— START —

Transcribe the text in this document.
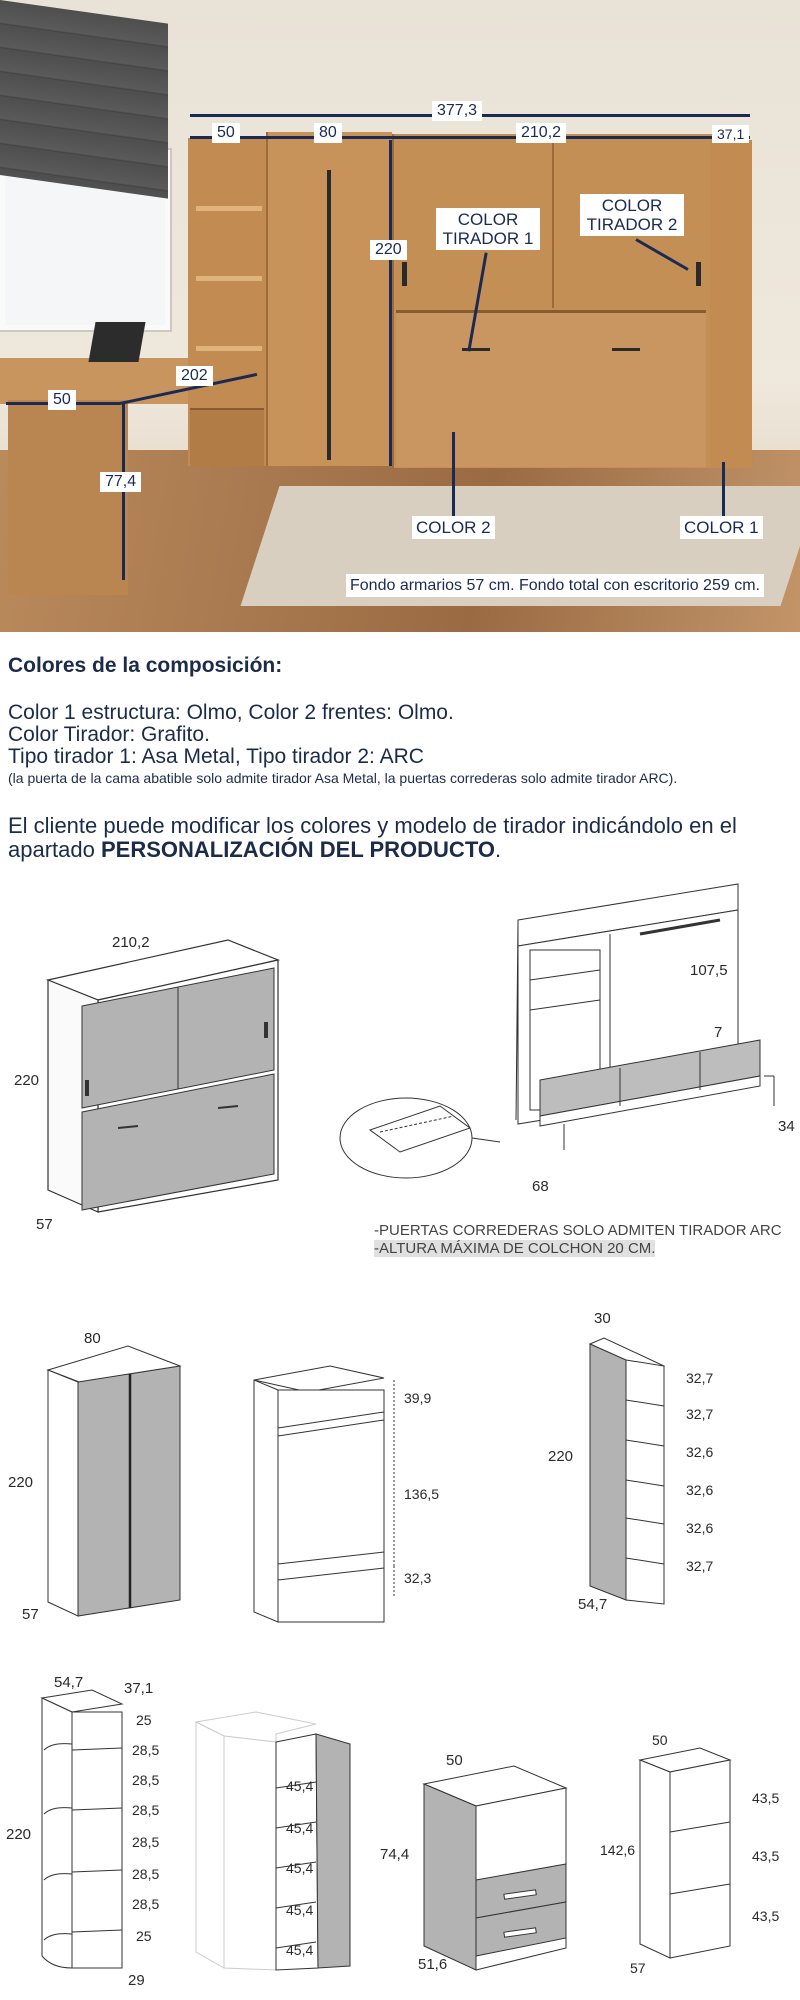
377,3
50	80	210,2	37,1
220
202
50
77,4
COLOR TIRADOR 1
COLOR TIRADOR 2
COLOR 2	COLOR 1
Fondo armarios 57 cm. Fondo total con escritorio 259 cm.
Colores de la composición:
Color 1 estructura: Olmo, Color 2 frentes: Olmo.
Color Tirador: Grafito.
Tipo tirador 1: Asa Metal, Tipo tirador 2: ARC
(la puerta de la cama abatible solo admite tirador Asa Metal, la puertas correderas solo admite tirador ARC).
El cliente puede modificar los colores y modelo de tirador indicándolo en el apartado PERSONALIZACIÓN DEL PRODUCTO.
210,2
220
57
107,5
7
34
68
-PUERTAS CORREDERAS SOLO ADMITEN TIRADOR ARC
-ALTURA MÁXIMA DE COLCHON 20 CM.
80
220
57
39,9
136,5
32,3
30
220
54,7
32,7
32,7
32,6
32,6
32,6
32,7
54,7	37,1
220
29
25
28,5
28,5
28,5
28,5
28,5
28,5
25
45,4
45,4
45,4
45,4
45,4
50
74,4
51,6
50
142,6
57
43,5
43,5
43,5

— END —

◆ The problem:
Take the listing above and restate it word for word, without its pictures.

◆ Answer to this problem:
Transcribe the text in this document.
377,3
50	80	210,2	37,1
220
202
50
77,4
COLOR TIRADOR 1
COLOR TIRADOR 2
COLOR 2	COLOR 1
Fondo armarios 57 cm. Fondo total con escritorio 259 cm.
Colores de la composición:
Color 1 estructura: Olmo, Color 2 frentes: Olmo.
Color Tirador: Grafito.
Tipo tirador 1: Asa Metal, Tipo tirador 2: ARC
(la puerta de la cama abatible solo admite tirador Asa Metal, la puertas correderas solo admite tirador ARC).
El cliente puede modificar los colores y modelo de tirador indicándolo en el apartado PERSONALIZACIÓN DEL PRODUCTO.
210,2
220
57
107,5
7
34
68
-PUERTAS CORREDERAS SOLO ADMITEN TIRADOR ARC
-ALTURA MÁXIMA DE COLCHON 20 CM.
80
220
57
39,9
136,5
32,3
30
220
54,7
32,7
32,7
32,6
32,6
32,6
32,7
54,7	37,1
220
29
25
28,5
28,5
28,5
28,5
28,5
28,5
25
45,4
45,4
45,4
45,4
45,4
50
74,4
51,6
50
142,6
57
43,5
43,5
43,5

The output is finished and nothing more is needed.